(Collected data entries)
——————————
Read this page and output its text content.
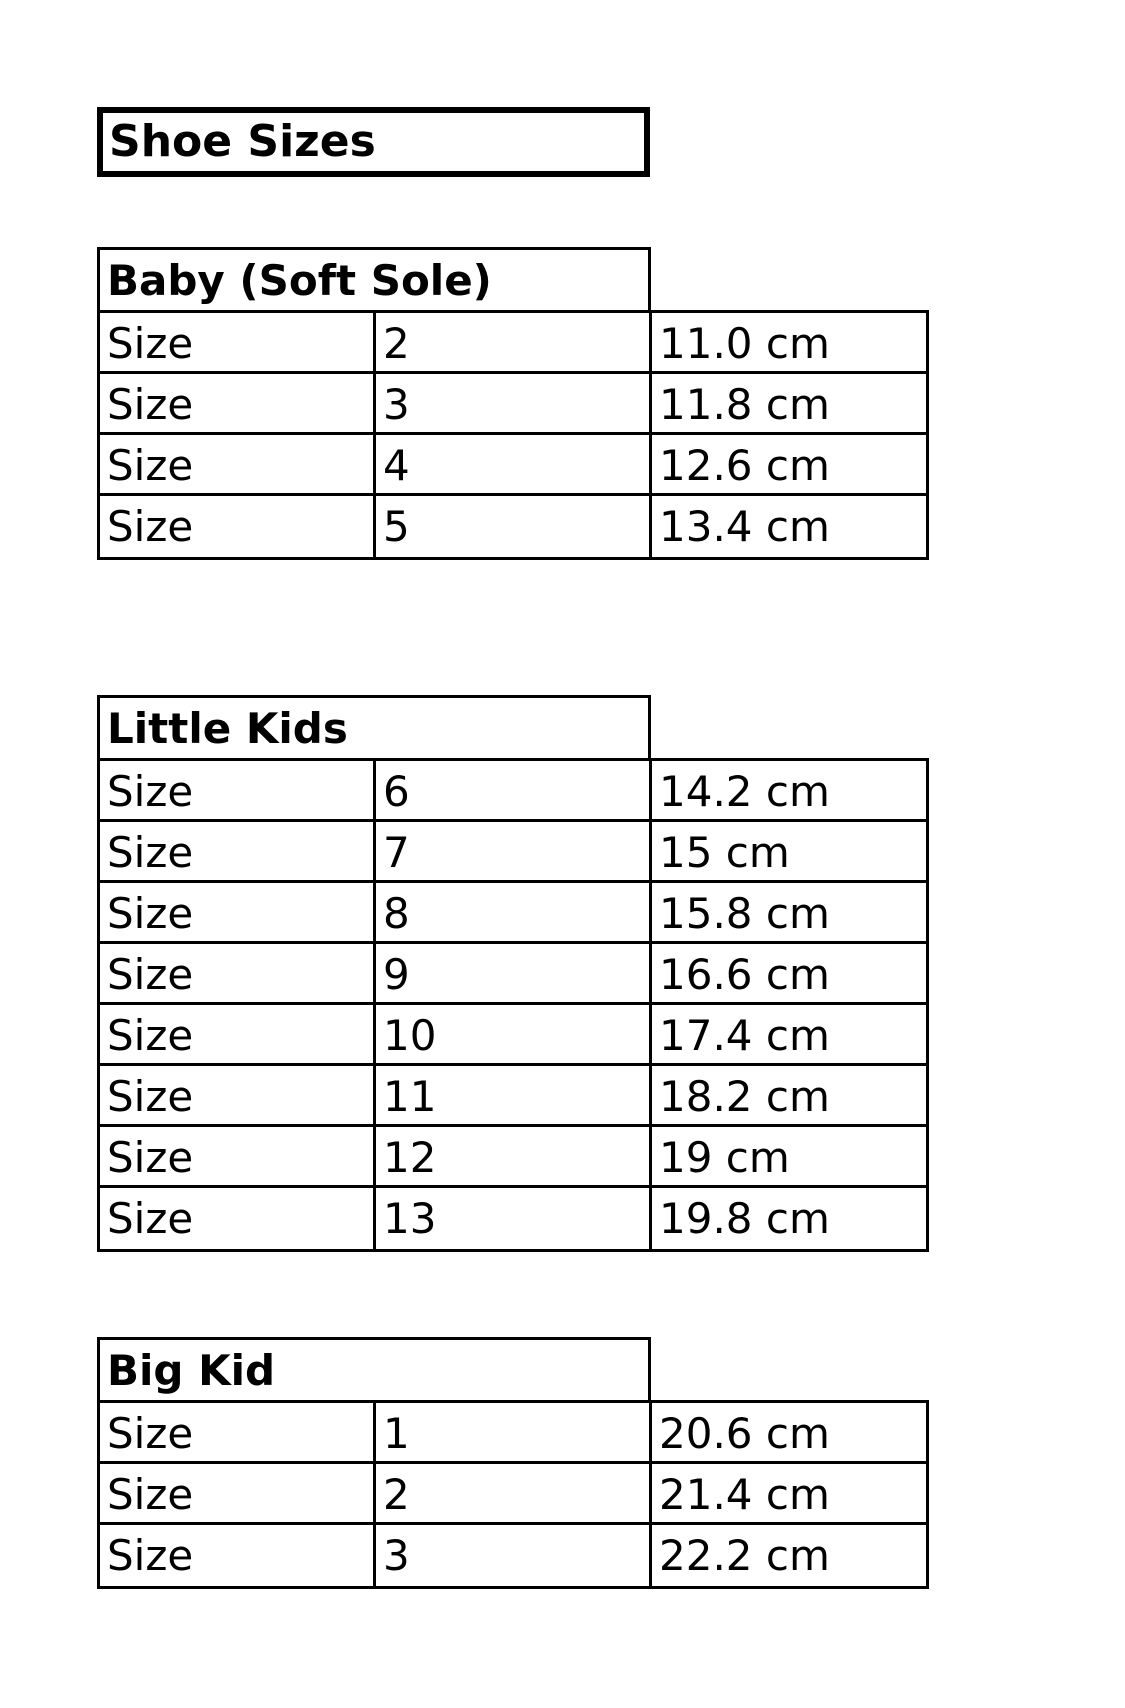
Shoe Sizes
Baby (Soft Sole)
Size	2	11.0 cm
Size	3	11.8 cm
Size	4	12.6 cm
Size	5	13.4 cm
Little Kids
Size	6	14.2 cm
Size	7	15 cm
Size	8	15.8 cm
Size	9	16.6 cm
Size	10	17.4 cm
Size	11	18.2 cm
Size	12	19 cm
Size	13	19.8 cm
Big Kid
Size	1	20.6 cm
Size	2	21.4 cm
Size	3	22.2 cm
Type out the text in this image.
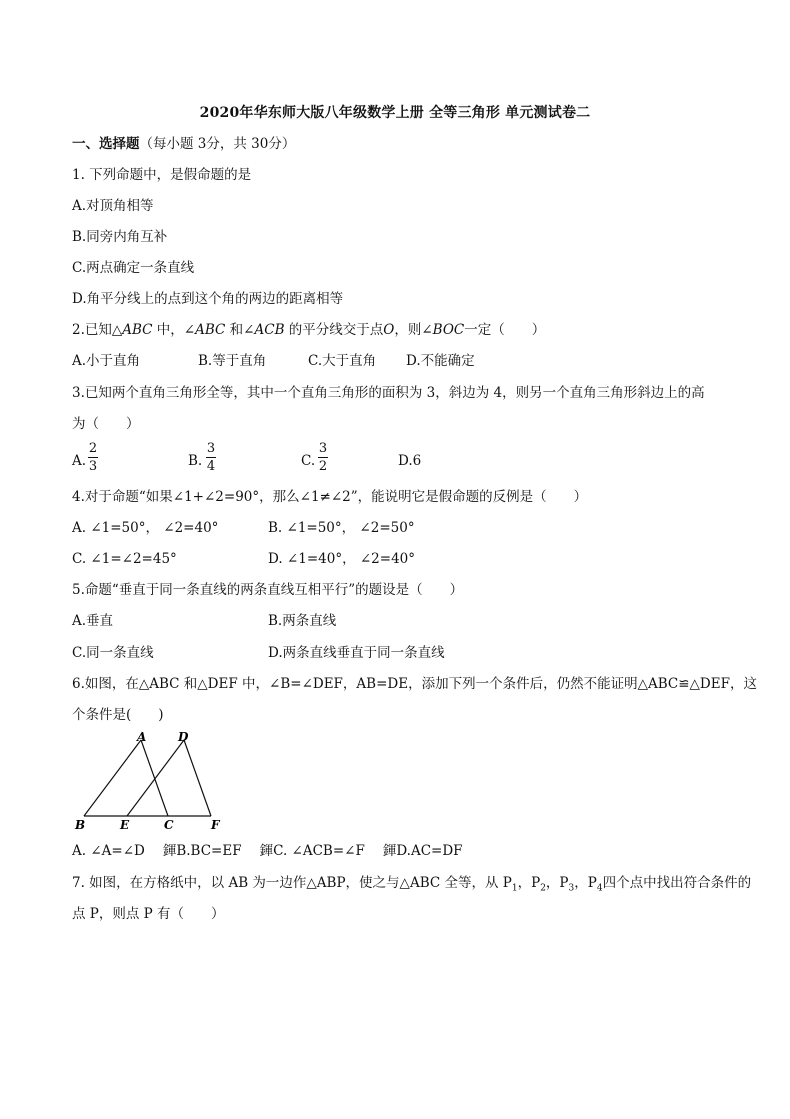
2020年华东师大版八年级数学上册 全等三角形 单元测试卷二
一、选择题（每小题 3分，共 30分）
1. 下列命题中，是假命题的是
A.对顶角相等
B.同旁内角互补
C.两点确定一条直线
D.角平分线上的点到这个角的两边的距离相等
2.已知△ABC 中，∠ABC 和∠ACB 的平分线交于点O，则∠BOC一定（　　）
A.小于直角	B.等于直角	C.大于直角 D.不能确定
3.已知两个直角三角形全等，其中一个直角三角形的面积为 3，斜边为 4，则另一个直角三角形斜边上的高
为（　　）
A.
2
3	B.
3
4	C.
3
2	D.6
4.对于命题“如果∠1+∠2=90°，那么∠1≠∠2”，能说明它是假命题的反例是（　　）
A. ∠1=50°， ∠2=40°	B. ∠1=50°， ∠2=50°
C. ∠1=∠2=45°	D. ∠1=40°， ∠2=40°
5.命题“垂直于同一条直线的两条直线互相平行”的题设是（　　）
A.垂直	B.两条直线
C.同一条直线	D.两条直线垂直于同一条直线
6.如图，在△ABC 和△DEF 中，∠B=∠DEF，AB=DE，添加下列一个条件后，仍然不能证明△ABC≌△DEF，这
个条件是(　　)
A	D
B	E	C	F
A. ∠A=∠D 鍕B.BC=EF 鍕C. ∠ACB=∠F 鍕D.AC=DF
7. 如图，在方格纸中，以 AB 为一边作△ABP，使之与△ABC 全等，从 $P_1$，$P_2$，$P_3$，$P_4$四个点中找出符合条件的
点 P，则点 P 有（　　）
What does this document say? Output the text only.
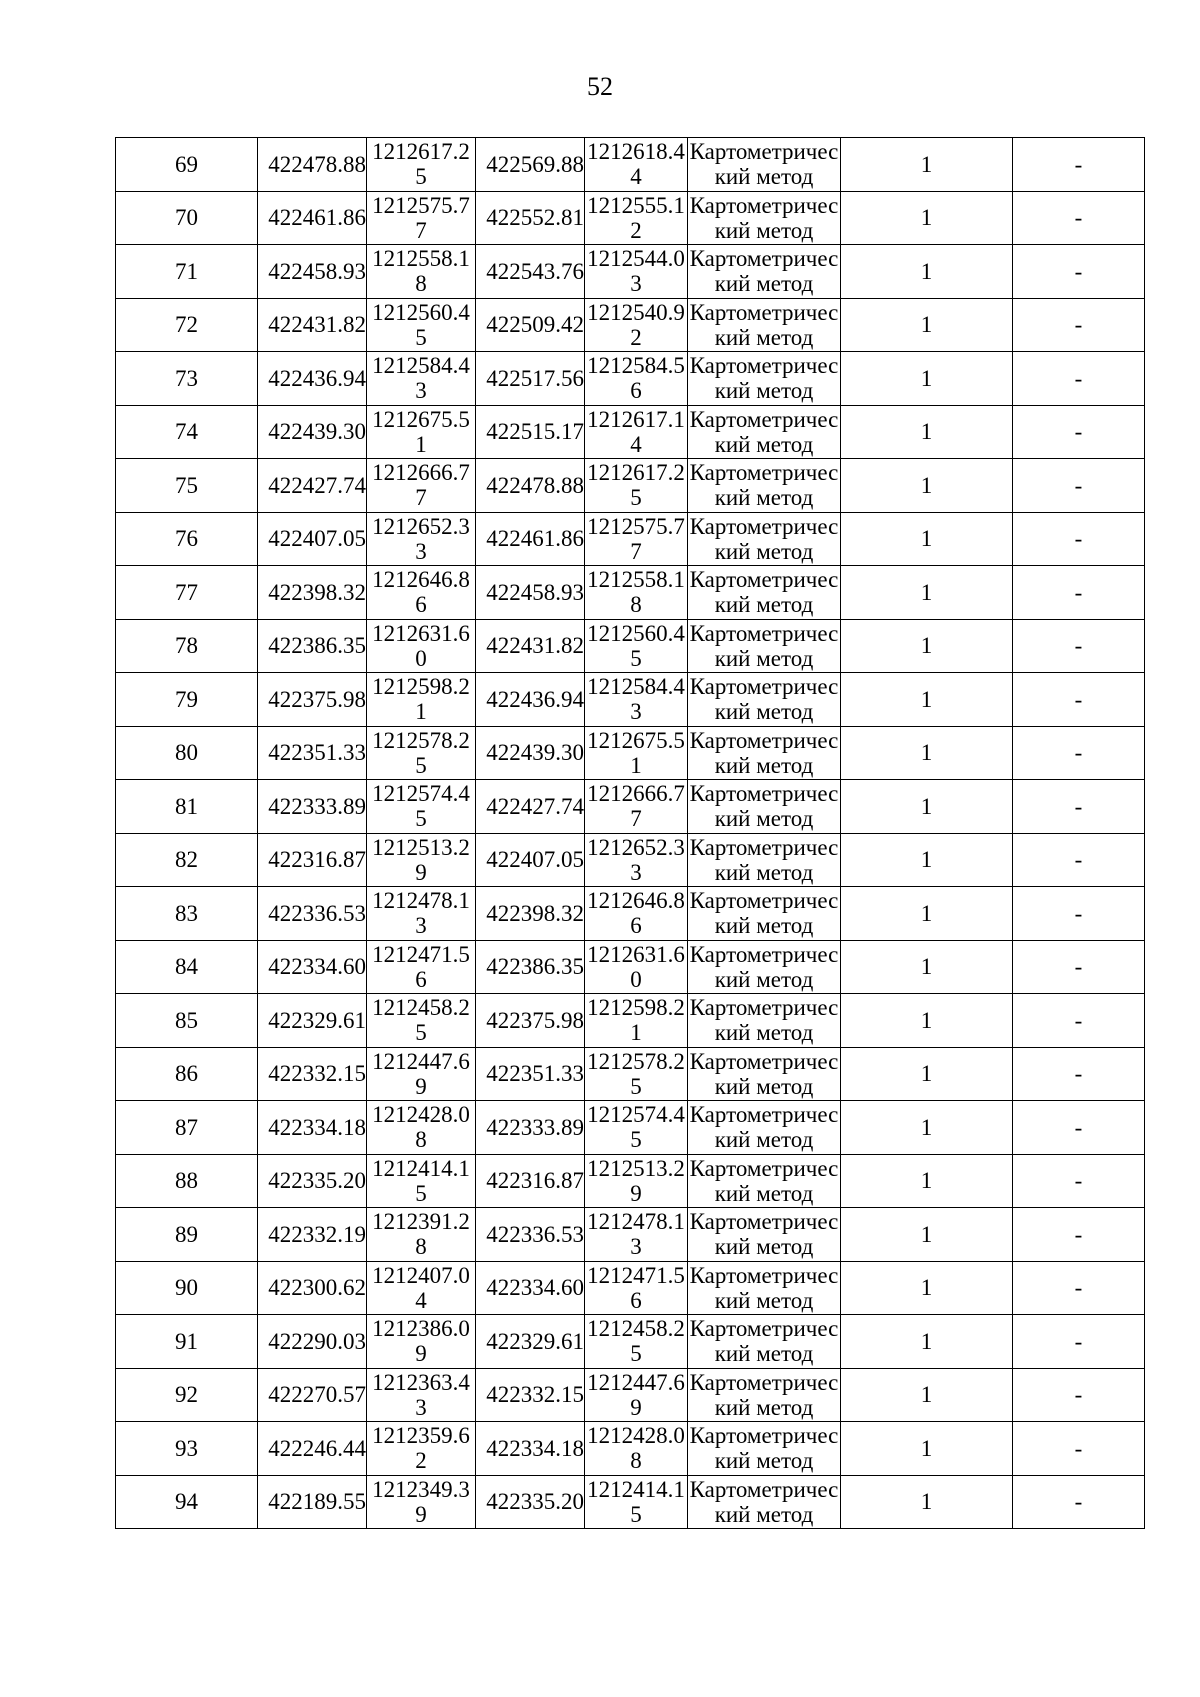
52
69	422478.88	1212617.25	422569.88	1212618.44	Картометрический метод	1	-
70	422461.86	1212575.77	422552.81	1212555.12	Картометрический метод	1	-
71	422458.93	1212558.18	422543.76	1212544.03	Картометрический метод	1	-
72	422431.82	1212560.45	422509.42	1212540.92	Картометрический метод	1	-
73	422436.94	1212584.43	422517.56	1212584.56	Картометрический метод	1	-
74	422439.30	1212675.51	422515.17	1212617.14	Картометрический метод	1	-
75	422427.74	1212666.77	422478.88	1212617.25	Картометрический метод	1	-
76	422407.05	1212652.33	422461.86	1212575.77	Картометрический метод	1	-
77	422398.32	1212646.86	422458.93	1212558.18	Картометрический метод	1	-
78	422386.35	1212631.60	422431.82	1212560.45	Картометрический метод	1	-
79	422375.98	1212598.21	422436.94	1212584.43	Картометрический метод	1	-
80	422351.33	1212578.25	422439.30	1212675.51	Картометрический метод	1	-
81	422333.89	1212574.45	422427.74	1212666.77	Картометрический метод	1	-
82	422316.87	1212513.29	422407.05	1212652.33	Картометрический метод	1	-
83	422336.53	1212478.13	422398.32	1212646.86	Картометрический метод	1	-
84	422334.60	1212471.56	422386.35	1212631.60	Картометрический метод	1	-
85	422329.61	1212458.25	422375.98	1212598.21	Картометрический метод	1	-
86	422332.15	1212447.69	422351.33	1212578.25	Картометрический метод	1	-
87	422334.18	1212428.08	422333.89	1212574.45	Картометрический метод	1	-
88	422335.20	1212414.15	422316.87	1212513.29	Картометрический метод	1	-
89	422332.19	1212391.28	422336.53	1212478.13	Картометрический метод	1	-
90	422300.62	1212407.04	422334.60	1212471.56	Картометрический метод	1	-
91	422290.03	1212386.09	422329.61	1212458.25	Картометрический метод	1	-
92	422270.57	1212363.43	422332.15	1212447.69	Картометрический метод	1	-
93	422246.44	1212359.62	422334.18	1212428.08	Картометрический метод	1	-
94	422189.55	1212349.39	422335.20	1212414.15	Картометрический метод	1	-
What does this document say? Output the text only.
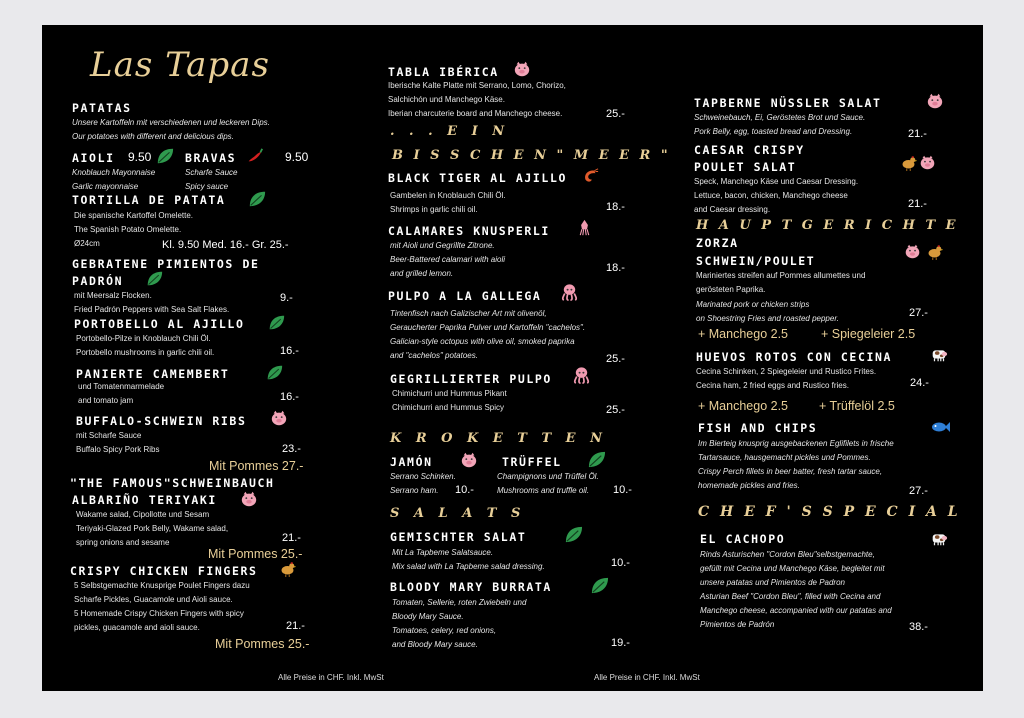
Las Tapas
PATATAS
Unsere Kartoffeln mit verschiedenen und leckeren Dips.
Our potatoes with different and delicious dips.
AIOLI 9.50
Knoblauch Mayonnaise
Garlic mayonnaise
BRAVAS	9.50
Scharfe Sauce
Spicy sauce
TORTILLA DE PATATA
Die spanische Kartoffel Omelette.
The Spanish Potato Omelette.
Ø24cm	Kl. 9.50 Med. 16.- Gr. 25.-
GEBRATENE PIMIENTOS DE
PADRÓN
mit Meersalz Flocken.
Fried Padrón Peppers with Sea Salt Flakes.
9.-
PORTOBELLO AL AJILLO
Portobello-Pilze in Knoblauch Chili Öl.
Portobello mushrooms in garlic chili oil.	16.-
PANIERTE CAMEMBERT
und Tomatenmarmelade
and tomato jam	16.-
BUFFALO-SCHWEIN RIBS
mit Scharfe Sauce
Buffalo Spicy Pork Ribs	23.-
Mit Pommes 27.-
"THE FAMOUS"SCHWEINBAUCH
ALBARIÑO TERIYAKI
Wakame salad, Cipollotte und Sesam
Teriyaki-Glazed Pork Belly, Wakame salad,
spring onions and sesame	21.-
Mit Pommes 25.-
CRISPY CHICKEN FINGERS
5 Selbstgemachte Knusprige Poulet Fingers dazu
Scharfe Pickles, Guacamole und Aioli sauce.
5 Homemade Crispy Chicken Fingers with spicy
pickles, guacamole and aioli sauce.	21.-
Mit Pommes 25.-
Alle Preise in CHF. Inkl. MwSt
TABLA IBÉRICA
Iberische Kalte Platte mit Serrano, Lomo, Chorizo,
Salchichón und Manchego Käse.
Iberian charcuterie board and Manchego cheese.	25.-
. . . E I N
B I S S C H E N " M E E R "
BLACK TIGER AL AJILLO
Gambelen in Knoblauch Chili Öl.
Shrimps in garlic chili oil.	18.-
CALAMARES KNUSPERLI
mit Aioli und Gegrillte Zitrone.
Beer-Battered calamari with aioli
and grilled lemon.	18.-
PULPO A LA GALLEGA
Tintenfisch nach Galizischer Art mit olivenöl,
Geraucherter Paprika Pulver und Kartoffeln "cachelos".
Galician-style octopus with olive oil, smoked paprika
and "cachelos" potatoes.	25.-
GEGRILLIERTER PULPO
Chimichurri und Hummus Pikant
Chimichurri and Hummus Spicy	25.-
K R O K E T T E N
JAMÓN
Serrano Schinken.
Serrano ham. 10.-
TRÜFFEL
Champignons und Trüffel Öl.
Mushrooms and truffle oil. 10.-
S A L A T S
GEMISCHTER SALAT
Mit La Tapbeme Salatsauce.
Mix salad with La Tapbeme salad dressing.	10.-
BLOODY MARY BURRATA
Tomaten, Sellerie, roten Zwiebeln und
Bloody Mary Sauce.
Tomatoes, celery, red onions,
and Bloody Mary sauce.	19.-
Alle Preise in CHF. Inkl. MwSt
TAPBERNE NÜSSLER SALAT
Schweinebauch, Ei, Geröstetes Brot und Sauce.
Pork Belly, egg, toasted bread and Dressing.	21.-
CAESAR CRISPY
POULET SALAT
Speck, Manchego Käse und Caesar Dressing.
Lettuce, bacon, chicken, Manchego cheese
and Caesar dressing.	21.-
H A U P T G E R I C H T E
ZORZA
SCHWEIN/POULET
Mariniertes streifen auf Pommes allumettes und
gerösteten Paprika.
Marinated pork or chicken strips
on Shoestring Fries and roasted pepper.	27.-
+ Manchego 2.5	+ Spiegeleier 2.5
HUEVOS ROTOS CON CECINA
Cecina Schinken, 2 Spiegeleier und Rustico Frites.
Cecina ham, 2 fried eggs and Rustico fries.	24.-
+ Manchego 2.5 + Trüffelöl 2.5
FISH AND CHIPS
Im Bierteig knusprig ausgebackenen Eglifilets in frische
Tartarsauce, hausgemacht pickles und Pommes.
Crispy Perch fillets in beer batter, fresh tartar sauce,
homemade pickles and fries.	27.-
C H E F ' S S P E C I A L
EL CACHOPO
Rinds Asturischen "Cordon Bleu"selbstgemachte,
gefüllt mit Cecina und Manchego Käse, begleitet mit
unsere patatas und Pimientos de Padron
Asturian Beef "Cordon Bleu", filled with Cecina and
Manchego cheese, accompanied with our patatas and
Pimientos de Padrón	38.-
——————————
- _GIVEN EXERCISE_:
Gather all lines from the listing above in which "potatoes" occurs.

- _TASK ANSWER_:
Our potatoes with different and delicious dips.
and "cachelos" potatoes.	25.-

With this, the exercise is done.